▶ [Data records]

"""

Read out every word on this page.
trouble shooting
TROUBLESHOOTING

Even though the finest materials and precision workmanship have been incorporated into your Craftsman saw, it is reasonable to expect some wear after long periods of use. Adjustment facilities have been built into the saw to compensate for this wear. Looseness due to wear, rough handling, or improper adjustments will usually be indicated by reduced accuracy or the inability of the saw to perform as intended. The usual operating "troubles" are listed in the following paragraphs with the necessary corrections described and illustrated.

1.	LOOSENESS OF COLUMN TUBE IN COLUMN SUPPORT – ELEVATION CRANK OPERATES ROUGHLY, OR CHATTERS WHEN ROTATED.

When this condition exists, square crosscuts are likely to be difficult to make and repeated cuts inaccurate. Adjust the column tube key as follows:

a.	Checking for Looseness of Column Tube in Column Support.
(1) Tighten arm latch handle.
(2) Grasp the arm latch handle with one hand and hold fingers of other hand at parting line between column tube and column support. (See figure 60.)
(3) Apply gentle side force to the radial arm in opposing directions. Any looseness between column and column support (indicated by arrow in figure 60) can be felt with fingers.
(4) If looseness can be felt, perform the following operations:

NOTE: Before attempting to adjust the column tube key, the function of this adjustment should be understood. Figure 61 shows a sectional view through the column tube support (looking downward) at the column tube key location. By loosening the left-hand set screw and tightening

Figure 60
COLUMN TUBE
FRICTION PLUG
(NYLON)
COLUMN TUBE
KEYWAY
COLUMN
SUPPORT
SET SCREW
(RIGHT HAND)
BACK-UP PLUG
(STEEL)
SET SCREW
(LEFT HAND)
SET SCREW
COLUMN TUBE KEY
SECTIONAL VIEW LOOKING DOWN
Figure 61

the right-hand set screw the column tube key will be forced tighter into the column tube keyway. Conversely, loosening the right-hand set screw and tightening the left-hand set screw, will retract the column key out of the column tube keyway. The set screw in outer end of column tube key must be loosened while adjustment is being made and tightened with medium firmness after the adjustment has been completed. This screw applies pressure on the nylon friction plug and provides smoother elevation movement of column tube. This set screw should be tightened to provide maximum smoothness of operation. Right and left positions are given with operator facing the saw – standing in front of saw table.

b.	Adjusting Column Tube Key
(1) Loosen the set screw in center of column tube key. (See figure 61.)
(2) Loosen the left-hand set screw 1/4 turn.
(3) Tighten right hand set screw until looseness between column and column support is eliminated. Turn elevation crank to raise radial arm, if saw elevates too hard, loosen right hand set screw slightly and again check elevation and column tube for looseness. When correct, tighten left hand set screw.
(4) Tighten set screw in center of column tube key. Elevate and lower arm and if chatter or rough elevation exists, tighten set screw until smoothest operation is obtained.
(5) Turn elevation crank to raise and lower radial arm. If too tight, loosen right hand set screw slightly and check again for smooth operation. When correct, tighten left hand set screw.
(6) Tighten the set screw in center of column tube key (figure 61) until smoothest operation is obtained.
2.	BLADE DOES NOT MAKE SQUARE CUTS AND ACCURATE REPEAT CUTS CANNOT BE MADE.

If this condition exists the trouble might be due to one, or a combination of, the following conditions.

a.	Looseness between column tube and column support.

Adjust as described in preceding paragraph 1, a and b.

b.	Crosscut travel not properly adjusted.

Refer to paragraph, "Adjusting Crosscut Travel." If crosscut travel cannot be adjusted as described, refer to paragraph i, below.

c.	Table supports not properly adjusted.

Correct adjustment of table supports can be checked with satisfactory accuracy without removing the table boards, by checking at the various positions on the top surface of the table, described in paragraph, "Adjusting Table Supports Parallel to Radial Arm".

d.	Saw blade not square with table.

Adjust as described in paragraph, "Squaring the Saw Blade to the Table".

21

"""
"""

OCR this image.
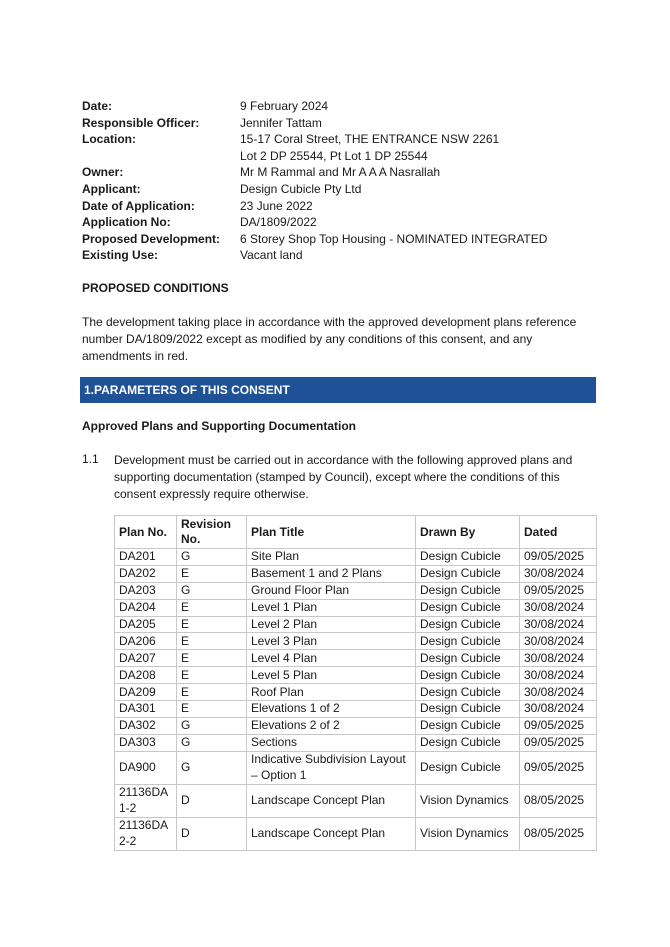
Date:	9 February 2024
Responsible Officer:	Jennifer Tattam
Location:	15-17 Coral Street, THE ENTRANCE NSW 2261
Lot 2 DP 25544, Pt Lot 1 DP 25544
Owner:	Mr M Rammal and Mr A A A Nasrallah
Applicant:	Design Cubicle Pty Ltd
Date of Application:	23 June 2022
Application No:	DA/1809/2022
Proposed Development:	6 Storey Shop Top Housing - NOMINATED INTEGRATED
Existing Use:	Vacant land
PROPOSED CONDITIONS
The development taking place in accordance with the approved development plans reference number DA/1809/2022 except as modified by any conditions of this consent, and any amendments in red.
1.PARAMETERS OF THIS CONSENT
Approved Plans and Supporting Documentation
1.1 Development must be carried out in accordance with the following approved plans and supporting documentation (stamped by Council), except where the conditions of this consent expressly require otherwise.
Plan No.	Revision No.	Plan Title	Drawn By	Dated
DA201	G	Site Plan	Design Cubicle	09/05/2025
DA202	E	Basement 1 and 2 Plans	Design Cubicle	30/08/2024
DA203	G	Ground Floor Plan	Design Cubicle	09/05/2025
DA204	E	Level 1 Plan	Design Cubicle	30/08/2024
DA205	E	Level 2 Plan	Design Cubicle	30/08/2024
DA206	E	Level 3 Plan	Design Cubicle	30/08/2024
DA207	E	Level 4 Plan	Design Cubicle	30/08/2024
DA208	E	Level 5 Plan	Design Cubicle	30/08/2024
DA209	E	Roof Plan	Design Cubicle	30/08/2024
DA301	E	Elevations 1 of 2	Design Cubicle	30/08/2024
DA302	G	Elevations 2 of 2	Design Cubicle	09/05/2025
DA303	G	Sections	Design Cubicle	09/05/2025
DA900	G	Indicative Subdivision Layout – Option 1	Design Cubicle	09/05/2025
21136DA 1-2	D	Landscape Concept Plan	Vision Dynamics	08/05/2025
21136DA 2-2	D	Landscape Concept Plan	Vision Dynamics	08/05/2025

"""

▶ [Aim of the exercise]
Check each line of the records for "lower" and copy the ones that contain it.

▶ [Response]
(4) Tighten set screw in center of column tube key. Elevate and lower arm and if chatter or rough elevation exists, tighten set screw until smoothest operation is obtained.
(5) Turn elevation crank to raise and lower radial arm. If too tight, loosen right hand set screw slightly and check again for smooth operation. When correct, tighten left hand set screw.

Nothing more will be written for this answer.